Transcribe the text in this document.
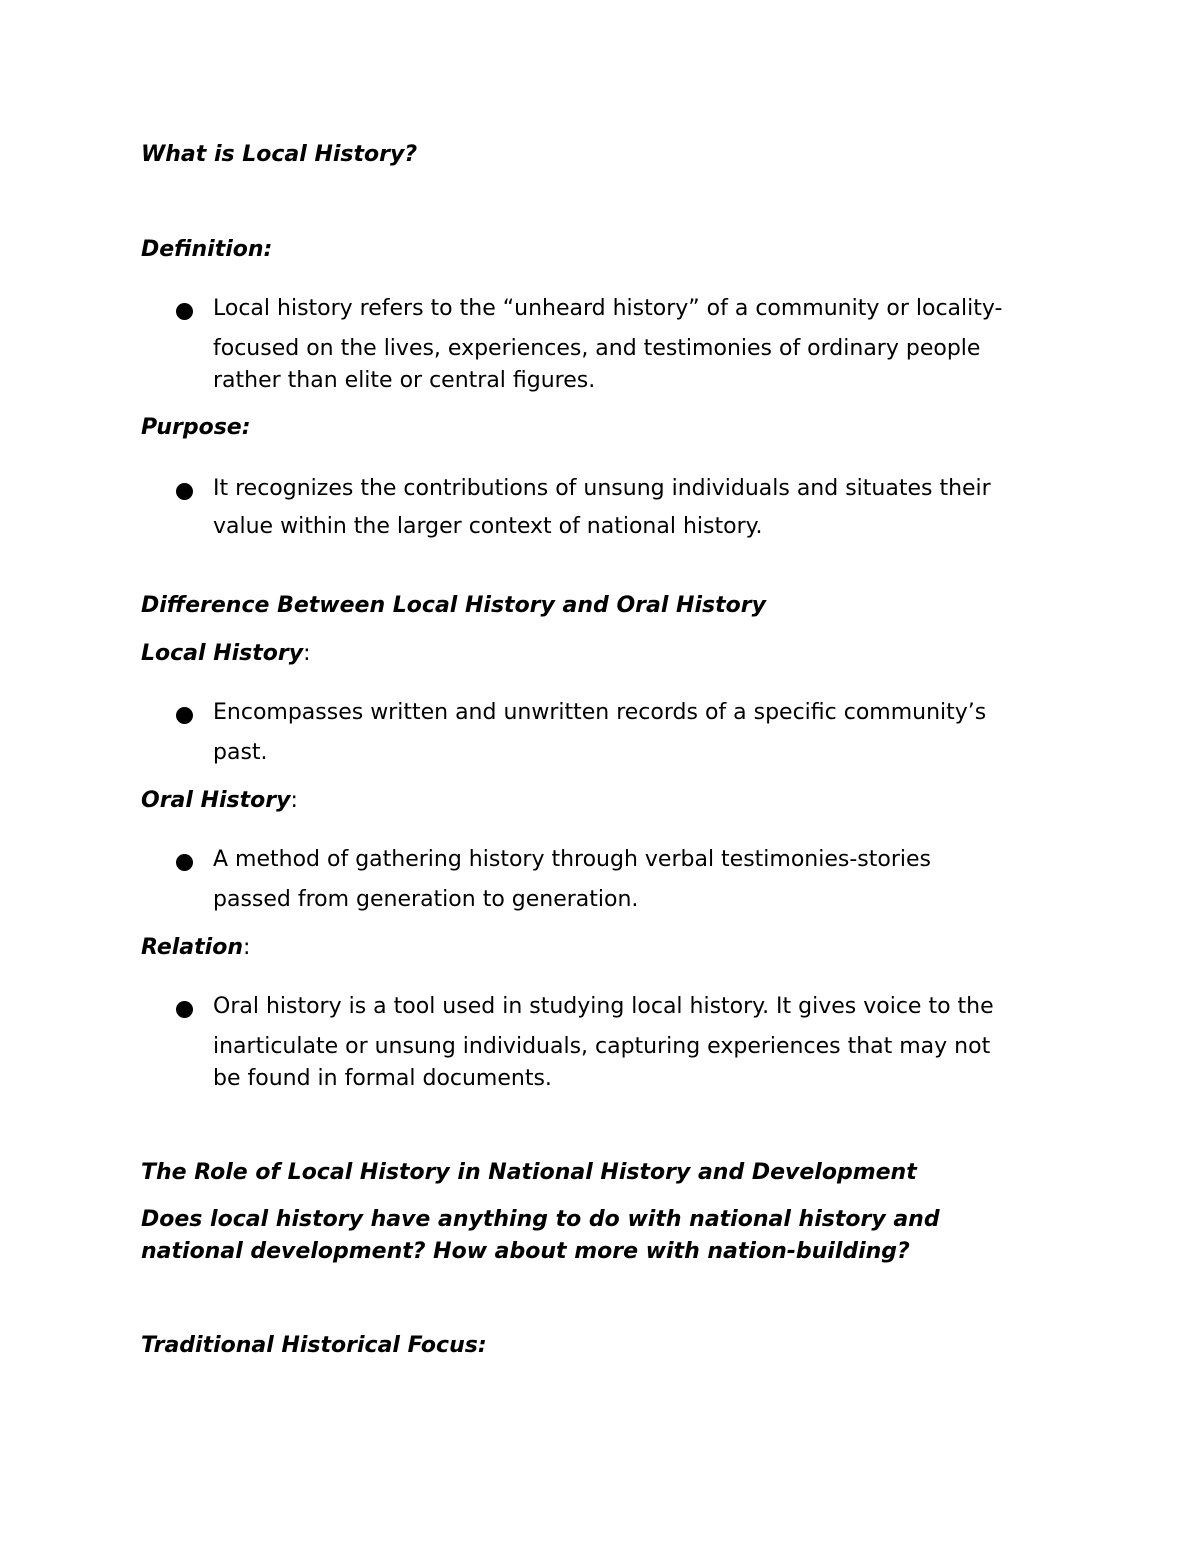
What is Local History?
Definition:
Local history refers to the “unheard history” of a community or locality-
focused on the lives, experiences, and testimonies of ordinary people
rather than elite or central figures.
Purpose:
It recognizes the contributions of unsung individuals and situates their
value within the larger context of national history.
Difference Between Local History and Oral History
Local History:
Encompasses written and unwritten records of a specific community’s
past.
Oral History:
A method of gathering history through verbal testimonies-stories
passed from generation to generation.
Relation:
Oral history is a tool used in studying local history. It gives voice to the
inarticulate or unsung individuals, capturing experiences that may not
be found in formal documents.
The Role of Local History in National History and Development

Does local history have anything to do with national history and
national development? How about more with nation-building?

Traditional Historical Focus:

========

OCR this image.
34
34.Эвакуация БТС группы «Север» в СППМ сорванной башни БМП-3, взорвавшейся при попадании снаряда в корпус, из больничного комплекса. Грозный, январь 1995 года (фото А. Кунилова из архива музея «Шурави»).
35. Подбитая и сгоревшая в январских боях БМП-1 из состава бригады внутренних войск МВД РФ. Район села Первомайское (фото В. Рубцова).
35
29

========

Aim of the task - Filter the records for lines holding the string "testimonies". Copy each one.

Worked solution -
focused on the lives, experiences, and testimonies of ordinary people
A method of gathering history through verbal testimonies-stories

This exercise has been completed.